任务说明 A:
请改写条目中从开头到含有“button[interactable]: Baseband version”的那一行（含该行）的内容，把其中的“Android version”换成“OS version”，其余保持不变。

阅读材料:
****
最近又在重读CyclicBarrier源码，并进行了深入分析，重点源码也自己跟过并做了一些注释，仅供大家参考。

CyclicBarrier：回环栅栏（有人也称之为循环屏障），通过他可以让一组线程等待至某个状态(屏障点)之后再全部同时执行，同时他还有一个特点，所有线程都被释放了以后，CyclicBarrier还可以被重用。

废话不多说，一切以实践为主，以下是我写的一个例子，供大家理解。

CyclicBarrier cyclicBarrier = new CyclicBarrier(3, ()->{System.out.println("人满发车了");});

System.out.println("一车3人，车满发车");
for (int i = 0; i < 10; i++) {
    int finalI = i;
    new Thread(()->{
        System.out.println("第"+ finalI +"个人上车了");
        try {
            cyclicBarrier.await();
        } catch (InterruptedException e) {
            e.printStackTrace();
        } catch (BrokenBarrierException e) {
            e.printStackTrace();
        }
    }).start();
}

再来看一下执行结果：

从结果可以看出来，车上每上3个人，就会人满发车，最后第9个人上车了，但是由于不满3个人，所以线程一直没发车，直到等到3个人满时才会发车。

1. 先看下CyclicBarrier的结构有哪些方法和属性

//栅栏代
private static class Generation {
	//是否要打破
    boolean broken = false;
}

//资源独占锁
private final ReentrantLock lock = new ReentrantLock();
//条件等待队列
private final Condition trip = lock.newCondition();
//拦截的线程数
private final int parties;
//到达屏障点(换代前)，执行的方法
private final Runnable barrierCommand;
//栅栏代
private Generation generation = new Generation();
//线程计数器
private int count;

CyclicBarrier提供了2个构造方法。
****
元素框条目:
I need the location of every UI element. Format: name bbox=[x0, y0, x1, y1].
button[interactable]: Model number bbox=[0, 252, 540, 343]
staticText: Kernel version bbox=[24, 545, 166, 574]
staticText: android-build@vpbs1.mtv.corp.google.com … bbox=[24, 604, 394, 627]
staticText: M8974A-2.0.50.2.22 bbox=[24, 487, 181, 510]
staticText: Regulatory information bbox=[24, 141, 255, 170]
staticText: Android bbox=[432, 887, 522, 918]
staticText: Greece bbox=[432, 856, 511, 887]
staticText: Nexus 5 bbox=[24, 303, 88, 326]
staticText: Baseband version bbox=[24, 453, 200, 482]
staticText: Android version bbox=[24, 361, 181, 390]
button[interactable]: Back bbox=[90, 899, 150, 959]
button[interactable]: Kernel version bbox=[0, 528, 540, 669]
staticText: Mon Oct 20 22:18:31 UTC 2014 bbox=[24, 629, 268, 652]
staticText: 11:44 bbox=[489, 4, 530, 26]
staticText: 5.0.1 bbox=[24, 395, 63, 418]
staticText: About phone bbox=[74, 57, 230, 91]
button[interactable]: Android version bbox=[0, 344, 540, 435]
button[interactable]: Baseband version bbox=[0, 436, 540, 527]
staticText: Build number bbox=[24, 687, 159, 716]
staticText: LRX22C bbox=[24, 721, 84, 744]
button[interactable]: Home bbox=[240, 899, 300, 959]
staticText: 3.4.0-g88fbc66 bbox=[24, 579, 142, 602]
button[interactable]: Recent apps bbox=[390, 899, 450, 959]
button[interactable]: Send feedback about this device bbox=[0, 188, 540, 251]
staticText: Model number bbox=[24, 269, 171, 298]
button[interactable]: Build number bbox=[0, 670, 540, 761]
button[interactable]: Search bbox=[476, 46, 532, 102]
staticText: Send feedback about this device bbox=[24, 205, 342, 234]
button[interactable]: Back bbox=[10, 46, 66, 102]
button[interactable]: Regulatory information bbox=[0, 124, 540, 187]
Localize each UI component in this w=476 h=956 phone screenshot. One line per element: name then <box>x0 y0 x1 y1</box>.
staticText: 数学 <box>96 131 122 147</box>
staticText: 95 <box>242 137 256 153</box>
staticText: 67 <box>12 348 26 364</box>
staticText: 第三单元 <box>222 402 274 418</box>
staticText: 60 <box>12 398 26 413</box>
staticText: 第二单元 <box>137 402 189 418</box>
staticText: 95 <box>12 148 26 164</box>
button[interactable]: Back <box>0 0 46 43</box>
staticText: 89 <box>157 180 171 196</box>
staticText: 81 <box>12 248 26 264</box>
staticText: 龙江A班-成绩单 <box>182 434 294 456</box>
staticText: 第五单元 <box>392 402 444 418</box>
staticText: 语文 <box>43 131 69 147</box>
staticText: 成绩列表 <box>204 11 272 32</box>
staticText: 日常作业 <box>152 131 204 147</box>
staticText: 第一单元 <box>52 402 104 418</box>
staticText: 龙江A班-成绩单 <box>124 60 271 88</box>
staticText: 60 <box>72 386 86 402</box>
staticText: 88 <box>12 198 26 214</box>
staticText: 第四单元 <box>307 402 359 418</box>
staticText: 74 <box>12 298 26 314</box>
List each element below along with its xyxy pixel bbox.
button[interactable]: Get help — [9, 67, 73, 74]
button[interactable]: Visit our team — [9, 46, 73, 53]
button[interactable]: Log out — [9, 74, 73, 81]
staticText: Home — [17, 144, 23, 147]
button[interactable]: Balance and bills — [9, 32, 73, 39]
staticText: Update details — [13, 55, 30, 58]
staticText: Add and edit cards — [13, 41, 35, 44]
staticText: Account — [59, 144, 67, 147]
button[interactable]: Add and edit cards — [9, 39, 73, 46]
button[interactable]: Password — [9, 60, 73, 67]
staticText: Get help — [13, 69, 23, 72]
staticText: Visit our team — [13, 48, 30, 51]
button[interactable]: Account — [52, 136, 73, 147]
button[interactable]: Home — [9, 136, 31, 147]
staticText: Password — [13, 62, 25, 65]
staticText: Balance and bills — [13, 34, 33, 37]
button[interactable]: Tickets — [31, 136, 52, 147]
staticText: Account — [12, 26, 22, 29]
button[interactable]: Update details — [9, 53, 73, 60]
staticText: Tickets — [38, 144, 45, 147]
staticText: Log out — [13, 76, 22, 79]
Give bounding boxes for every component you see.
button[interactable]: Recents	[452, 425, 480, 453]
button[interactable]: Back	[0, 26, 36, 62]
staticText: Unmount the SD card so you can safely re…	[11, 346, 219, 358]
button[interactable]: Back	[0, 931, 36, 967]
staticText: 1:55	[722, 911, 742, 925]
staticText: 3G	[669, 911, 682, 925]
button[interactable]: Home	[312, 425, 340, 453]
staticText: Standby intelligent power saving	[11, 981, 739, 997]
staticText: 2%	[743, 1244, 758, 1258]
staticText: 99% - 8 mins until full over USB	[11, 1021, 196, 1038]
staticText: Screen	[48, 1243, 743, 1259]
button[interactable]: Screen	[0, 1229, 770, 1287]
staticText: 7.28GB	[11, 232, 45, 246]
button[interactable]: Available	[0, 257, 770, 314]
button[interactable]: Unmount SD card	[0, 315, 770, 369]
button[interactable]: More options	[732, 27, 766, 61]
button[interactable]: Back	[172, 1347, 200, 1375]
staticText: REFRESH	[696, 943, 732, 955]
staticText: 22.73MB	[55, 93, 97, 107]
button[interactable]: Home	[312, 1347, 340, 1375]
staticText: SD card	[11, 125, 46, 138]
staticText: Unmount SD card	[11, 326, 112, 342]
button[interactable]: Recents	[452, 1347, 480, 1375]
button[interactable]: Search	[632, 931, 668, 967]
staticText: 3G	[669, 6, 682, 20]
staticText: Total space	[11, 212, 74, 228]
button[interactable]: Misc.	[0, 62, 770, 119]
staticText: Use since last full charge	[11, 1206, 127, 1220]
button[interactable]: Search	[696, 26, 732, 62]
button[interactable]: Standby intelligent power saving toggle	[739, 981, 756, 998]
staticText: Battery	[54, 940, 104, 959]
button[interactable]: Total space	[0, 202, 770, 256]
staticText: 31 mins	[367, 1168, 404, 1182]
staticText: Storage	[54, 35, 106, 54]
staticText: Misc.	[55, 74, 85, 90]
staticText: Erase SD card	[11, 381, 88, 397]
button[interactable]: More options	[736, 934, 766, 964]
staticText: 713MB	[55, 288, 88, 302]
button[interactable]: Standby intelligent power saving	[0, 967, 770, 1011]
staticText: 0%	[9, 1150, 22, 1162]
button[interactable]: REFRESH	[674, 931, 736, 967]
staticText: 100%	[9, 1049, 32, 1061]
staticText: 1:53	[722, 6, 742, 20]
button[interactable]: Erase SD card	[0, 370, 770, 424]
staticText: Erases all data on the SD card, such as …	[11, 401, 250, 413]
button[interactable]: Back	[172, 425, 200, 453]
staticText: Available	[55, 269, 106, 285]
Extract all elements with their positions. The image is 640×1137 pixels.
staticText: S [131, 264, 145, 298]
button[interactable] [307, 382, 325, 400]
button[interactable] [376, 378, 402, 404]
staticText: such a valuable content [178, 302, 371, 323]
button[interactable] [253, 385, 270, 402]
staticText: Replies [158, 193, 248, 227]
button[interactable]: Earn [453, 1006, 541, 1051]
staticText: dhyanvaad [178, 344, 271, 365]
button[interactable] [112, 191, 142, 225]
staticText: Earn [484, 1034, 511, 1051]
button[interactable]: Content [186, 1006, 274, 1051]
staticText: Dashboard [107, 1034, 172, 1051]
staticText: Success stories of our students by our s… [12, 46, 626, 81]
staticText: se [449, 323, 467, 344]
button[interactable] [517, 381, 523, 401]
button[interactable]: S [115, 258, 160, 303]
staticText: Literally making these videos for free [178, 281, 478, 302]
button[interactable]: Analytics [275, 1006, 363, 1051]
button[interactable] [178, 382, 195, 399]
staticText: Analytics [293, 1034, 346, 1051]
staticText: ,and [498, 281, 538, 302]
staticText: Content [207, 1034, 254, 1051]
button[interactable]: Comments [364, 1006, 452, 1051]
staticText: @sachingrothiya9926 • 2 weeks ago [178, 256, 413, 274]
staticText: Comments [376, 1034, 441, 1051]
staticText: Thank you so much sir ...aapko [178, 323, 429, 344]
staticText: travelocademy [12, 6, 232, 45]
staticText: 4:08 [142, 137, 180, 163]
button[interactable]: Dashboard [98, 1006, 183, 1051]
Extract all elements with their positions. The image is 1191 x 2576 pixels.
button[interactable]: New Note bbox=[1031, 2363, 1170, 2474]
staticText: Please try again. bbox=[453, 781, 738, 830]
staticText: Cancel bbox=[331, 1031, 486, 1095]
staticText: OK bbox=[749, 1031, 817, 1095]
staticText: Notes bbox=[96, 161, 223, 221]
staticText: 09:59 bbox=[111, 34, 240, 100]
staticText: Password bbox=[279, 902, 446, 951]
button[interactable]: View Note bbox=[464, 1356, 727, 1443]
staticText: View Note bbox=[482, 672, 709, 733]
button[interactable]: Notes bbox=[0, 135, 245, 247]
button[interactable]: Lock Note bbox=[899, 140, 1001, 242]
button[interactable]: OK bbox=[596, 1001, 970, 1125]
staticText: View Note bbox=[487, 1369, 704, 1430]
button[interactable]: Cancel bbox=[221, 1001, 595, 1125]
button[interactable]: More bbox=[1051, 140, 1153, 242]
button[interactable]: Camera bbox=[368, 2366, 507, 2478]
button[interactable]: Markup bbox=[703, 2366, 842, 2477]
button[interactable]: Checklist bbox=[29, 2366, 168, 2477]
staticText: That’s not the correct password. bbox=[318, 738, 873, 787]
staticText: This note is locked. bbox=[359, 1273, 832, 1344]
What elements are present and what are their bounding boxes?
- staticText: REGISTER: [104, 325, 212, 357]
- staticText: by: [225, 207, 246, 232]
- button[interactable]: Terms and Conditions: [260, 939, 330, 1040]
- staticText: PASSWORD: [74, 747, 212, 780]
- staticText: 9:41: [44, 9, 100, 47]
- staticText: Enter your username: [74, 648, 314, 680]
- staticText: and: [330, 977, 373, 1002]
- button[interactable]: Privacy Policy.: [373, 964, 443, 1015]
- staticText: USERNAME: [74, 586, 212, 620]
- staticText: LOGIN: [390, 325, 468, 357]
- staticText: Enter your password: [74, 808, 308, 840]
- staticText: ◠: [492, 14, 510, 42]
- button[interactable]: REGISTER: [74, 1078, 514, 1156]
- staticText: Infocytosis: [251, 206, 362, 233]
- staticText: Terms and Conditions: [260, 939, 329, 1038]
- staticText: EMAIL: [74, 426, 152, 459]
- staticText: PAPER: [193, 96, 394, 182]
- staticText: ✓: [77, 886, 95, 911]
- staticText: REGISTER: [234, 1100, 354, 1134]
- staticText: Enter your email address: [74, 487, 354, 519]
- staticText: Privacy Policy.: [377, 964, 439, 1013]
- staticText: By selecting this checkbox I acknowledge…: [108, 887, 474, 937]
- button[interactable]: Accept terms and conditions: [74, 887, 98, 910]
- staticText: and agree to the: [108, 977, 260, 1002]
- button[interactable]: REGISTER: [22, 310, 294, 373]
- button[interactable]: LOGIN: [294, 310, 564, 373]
****
任务说明 B:
根据这篇关于CyclicBarrier的阅读材料回答：
(i) 示例中一车坐满几人就发车？
(ii) 哪个属性表示拦截的线程数？
(iii) CyclicBarrier提供了几个构造方法？

参考答案 A:
I need the location of every UI element. Format: name bbox=[x0, y0, x1, y1].
button[interactable]: Model number bbox=[0, 252, 540, 343]
staticText: Kernel version bbox=[24, 545, 166, 574]
staticText: android-build@vpbs1.mtv.corp.google.com … bbox=[24, 604, 394, 627]
staticText: M8974A-2.0.50.2.22 bbox=[24, 487, 181, 510]
staticText: Regulatory information bbox=[24, 141, 255, 170]
staticText: Android bbox=[432, 887, 522, 918]
staticText: Greece bbox=[432, 856, 511, 887]
staticText: Nexus 5 bbox=[24, 303, 88, 326]
staticText: Baseband version bbox=[24, 453, 200, 482]
staticText: OS version bbox=[24, 361, 181, 390]
button[interactable]: Back bbox=[90, 899, 150, 959]
button[interactable]: Kernel version bbox=[0, 528, 540, 669]
staticText: Mon Oct 20 22:18:31 UTC 2014 bbox=[24, 629, 268, 652]
staticText: 11:44 bbox=[489, 4, 530, 26]
staticText: 5.0.1 bbox=[24, 395, 63, 418]
staticText: About phone bbox=[74, 57, 230, 91]
button[interactable]: OS version bbox=[0, 344, 540, 435]
button[interactable]: Baseband version bbox=[0, 436, 540, 527]

参考答案 B:
(i) 3人。
(ii) parties。
(iii) 2个。